● **Records provided**:
:::

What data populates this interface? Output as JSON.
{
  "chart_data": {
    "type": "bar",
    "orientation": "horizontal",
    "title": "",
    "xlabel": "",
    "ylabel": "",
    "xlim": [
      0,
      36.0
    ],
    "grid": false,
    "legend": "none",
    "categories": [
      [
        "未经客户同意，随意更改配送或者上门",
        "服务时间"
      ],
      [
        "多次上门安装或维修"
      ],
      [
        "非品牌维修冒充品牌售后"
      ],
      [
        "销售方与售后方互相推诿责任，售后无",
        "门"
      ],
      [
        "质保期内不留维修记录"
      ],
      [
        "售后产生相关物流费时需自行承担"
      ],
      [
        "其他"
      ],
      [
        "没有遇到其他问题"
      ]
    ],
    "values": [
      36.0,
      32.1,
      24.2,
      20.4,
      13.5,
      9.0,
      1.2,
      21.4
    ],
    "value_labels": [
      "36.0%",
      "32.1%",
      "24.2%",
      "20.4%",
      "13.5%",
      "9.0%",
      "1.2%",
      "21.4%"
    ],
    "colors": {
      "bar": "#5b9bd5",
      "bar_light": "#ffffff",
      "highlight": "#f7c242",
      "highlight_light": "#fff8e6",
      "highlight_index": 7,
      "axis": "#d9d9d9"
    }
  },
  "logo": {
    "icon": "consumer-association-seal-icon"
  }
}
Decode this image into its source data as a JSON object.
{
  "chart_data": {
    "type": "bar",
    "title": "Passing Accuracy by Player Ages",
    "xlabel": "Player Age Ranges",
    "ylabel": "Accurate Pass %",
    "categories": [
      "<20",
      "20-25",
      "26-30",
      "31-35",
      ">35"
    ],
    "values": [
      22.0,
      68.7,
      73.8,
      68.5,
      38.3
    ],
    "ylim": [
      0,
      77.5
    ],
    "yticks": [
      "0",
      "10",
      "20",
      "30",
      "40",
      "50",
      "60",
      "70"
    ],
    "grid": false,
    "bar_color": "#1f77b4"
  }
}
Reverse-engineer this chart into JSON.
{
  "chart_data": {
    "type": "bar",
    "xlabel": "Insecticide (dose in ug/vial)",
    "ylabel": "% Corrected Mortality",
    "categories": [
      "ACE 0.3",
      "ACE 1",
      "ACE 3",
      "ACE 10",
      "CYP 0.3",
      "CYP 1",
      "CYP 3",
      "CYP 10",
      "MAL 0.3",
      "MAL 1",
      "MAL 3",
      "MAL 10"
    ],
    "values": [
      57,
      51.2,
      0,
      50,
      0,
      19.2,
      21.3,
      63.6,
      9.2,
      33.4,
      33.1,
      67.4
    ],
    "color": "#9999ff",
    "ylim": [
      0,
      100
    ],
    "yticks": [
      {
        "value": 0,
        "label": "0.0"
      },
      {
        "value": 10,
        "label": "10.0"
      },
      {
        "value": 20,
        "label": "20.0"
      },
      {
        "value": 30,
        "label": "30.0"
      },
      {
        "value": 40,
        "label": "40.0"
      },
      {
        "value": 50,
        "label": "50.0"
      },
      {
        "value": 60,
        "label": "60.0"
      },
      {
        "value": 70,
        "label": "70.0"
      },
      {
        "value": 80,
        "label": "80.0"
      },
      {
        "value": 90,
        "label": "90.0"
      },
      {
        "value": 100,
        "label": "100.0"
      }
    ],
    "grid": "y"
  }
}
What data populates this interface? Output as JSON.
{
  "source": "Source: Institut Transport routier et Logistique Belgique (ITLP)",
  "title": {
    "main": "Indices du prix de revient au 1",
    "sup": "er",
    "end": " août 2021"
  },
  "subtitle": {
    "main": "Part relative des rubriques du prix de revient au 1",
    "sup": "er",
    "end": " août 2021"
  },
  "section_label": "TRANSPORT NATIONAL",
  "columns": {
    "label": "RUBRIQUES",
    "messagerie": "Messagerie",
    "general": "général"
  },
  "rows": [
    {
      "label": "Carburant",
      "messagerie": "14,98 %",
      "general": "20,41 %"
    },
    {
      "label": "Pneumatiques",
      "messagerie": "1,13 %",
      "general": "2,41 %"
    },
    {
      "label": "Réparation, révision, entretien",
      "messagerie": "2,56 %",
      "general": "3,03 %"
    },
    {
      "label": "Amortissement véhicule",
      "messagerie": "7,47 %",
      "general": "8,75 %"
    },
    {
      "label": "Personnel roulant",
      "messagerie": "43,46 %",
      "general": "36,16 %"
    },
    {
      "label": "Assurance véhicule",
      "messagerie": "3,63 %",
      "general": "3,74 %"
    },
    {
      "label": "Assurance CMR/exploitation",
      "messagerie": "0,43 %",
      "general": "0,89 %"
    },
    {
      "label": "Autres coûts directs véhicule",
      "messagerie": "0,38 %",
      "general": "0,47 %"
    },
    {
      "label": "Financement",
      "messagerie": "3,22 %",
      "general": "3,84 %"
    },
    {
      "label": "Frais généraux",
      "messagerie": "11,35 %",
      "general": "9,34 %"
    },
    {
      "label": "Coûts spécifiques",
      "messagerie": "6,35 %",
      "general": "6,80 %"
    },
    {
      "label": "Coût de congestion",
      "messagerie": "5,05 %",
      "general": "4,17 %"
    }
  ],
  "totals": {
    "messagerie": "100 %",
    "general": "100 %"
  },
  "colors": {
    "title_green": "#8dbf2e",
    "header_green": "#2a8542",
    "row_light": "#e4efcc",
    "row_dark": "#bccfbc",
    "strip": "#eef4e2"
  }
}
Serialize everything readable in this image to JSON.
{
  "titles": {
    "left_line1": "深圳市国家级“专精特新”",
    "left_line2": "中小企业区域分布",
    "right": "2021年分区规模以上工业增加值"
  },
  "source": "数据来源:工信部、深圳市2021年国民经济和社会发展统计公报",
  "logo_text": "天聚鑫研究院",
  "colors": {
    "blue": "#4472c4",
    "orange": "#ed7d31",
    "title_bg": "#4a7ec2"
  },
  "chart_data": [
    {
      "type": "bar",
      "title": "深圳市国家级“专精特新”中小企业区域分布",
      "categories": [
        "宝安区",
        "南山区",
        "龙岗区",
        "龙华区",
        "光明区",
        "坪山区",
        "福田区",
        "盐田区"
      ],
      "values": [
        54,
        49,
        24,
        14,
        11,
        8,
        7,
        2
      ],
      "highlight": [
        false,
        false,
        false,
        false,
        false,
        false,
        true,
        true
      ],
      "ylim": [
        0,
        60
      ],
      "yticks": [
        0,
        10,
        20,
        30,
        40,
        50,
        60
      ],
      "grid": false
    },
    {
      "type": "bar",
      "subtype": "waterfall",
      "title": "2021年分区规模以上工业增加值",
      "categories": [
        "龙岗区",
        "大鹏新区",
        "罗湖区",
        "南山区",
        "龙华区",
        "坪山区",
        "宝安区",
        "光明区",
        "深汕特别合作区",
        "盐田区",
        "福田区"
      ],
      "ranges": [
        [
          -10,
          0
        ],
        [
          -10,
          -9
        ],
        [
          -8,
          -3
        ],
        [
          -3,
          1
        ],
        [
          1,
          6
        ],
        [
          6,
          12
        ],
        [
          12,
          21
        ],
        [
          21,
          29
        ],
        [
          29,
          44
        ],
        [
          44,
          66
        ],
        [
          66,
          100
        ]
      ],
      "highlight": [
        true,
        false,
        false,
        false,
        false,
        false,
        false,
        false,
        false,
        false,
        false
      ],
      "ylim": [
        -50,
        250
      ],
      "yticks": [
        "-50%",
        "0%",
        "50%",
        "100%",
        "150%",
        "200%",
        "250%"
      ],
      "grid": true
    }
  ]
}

:::

● **What is required**:
Please restate the data word for word, every record included.

● **Complete answer**:
What data populates this interface? Output as JSON.
{
  "chart_data": {
    "type": "bar",
    "orientation": "horizontal",
    "title": "",
    "xlabel": "",
    "ylabel": "",
    "xlim": [
      0,
      36.0
    ],
    "grid": false,
    "legend": "none",
    "categories": [
      [
        "未经客户同意，随意更改配送或者上门",
        "服务时间"
      ],
      [
        "多次上门安装或维修"
      ],
      [
        "非品牌维修冒充品牌售后"
      ],
      [
        "销售方与售后方互相推诿责任，售后无",
        "门"
      ],
      [
        "质保期内不留维修记录"
      ],
      [
        "售后产生相关物流费时需自行承担"
      ],
      [
        "其他"
      ],
      [
        "没有遇到其他问题"
      ]
    ],
    "values": [
      36.0,
      32.1,
      24.2,
      20.4,
      13.5,
      9.0,
      1.2,
      21.4
    ],
    "value_labels": [
      "36.0%",
      "32.1%",
      "24.2%",
      "20.4%",
      "13.5%",
      "9.0%",
      "1.2%",
      "21.4%"
    ],
    "colors": {
      "bar": "#5b9bd5",
      "bar_light": "#ffffff",
      "highlight": "#f7c242",
      "highlight_light": "#fff8e6",
      "highlight_index": 7,
      "axis": "#d9d9d9"
    }
  },
  "logo": {
    "icon": "consumer-association-seal-icon"
  }
}
Decode this image into its source data as a JSON object.
{
  "chart_data": {
    "type": "bar",
    "title": "Passing Accuracy by Player Ages",
    "xlabel": "Player Age Ranges",
    "ylabel": "Accurate Pass %",
    "categories": [
      "<20",
      "20-25",
      "26-30",
      "31-35",
      ">35"
    ],
    "values": [
      22.0,
      68.7,
      73.8,
      68.5,
      38.3
    ],
    "ylim": [
      0,
      77.5
    ],
    "yticks": [
      "0",
      "10",
      "20",
      "30",
      "40",
      "50",
      "60",
      "70"
    ],
    "grid": false,
    "bar_color": "#1f77b4"
  }
}
Reverse-engineer this chart into JSON.
{
  "chart_data": {
    "type": "bar",
    "xlabel": "Insecticide (dose in ug/vial)",
    "ylabel": "% Corrected Mortality",
    "categories": [
      "ACE 0.3",
      "ACE 1",
      "ACE 3",
      "ACE 10",
      "CYP 0.3",
      "CYP 1",
      "CYP 3",
      "CYP 10",
      "MAL 0.3",
      "MAL 1",
      "MAL 3",
      "MAL 10"
    ],
    "values": [
      57,
      51.2,
      0,
      50,
      0,
      19.2,
      21.3,
      63.6,
      9.2,
      33.4,
      33.1,
      67.4
    ],
    "color": "#9999ff",
    "ylim": [
      0,
      100
    ],
    "yticks": [
      {
        "value": 0,
        "label": "0.0"
      },
      {
        "value": 10,
        "label": "10.0"
      },
      {
        "value": 20,
        "label": "20.0"
      },
      {
        "value": 30,
        "label": "30.0"
      },
      {
        "value": 40,
        "label": "40.0"
      },
      {
        "value": 50,
        "label": "50.0"
      },
      {
        "value": 60,
        "label": "60.0"
      },
      {
        "value": 70,
        "label": "70.0"
      },
      {
        "value": 80,
        "label": "80.0"
      },
      {
        "value": 90,
        "label": "90.0"
      },
      {
        "value": 100,
        "label": "100.0"
      }
    ],
    "grid": "y"
  }
}
What data populates this interface? Output as JSON.
{
  "source": "Source: Institut Transport routier et Logistique Belgique (ITLP)",
  "title": {
    "main": "Indices du prix de revient au 1",
    "sup": "er",
    "end": " août 2021"
  },
  "subtitle": {
    "main": "Part relative des rubriques du prix de revient au 1",
    "sup": "er",
    "end": " août 2021"
  },
  "section_label": "TRANSPORT NATIONAL",
  "columns": {
    "label": "RUBRIQUES",
    "messagerie": "Messagerie",
    "general": "général"
  },
  "rows": [
    {
      "label": "Carburant",
      "messagerie": "14,98 %",
      "general": "20,41 %"
    },
    {
      "label": "Pneumatiques",
      "messagerie": "1,13 %",
      "general": "2,41 %"
    },
    {
      "label": "Réparation, révision, entretien",
      "messagerie": "2,56 %",
      "general": "3,03 %"
    },
    {
      "label": "Amortissement véhicule",
      "messagerie": "7,47 %",
      "general": "8,75 %"
    },
    {
      "label": "Personnel roulant",
      "messagerie": "43,46 %",
      "general": "36,16 %"
    },
    {
      "label": "Assurance véhicule",
      "messagerie": "3,63 %",
      "general": "3,74 %"
    },
    {
      "label": "Assurance CMR/exploitation",
      "messagerie": "0,43 %",
      "general": "0,89 %"
    },
    {
      "label": "Autres coûts directs véhicule",
      "messagerie": "0,38 %",
      "general": "0,47 %"
    },
    {
      "label": "Financement",
      "messagerie": "3,22 %",
      "general": "3,84 %"
    },
    {
      "label": "Frais généraux",
      "messagerie": "11,35 %",
      "general": "9,34 %"
    },
    {
      "label": "Coûts spécifiques",
      "messagerie": "6,35 %",
      "general": "6,80 %"
    },
    {
      "label": "Coût de congestion",
      "messagerie": "5,05 %",
      "general": "4,17 %"
    }
  ],
  "totals": {
    "messagerie": "100 %",
    "general": "100 %"
  },
  "colors": {
    "title_green": "#8dbf2e",
    "header_green": "#2a8542",
    "row_light": "#e4efcc",
    "row_dark": "#bccfbc",
    "strip": "#eef4e2"
  }
}
Serialize everything readable in this image to JSON.
{
  "titles": {
    "left_line1": "深圳市国家级“专精特新”",
    "left_line2": "中小企业区域分布",
    "right": "2021年分区规模以上工业增加值"
  },
  "source": "数据来源:工信部、深圳市2021年国民经济和社会发展统计公报",
  "logo_text": "天聚鑫研究院",
  "colors": {
    "blue": "#4472c4",
    "orange": "#ed7d31",
    "title_bg": "#4a7ec2"
  },
  "chart_data": [
    {
      "type": "bar",
      "title": "深圳市国家级“专精特新”中小企业区域分布",
      "categories": [
        "宝安区",
        "南山区",
        "龙岗区",
        "龙华区",
        "光明区",
        "坪山区",
        "福田区",
        "盐田区"
      ],
      "values": [
        54,
        49,
        24,
        14,
        11,
        8,
        7,
        2
      ],
      "highlight": [
        false,
        false,
        false,
        false,
        false,
        false,
        true,
        true
      ],
      "ylim": [
        0,
        60
      ],
      "yticks": [
        0,
        10,
        20,
        30,
        40,
        50,
        60
      ],
      "grid": false
    },
    {
      "type": "bar",
      "subtype": "waterfall",
      "title": "2021年分区规模以上工业增加值",
      "categories": [
        "龙岗区",
        "大鹏新区",
        "罗湖区",
        "南山区",
        "龙华区",
        "坪山区",
        "宝安区",
        "光明区",
        "深汕特别合作区",
        "盐田区",
        "福田区"
      ],
      "ranges": [
        [
          -10,
          0
        ],
        [
          -10,
          -9
        ],
        [
          -8,
          -3
        ],
        [
          -3,
          1
        ],
        [
          1,
          6
        ],
        [
          6,
          12
        ],
        [
          12,
          21
        ],
        [
          21,
          29
        ],
        [
          29,
          44
        ],
        [
          44,
          66
        ],
        [
          66,
          100
        ]
      ],
      "highlight": [
        true,
        false,
        false,
        false,
        false,
        false,
        false,
        false,
        false,
        false,
        false
      ],
      "ylim": [
        -50,
        250
      ],
      "yticks": [
        "-50%",
        "0%",
        "50%",
        "100%",
        "150%",
        "200%",
        "250%"
      ],
      "grid": true
    }
  ]
}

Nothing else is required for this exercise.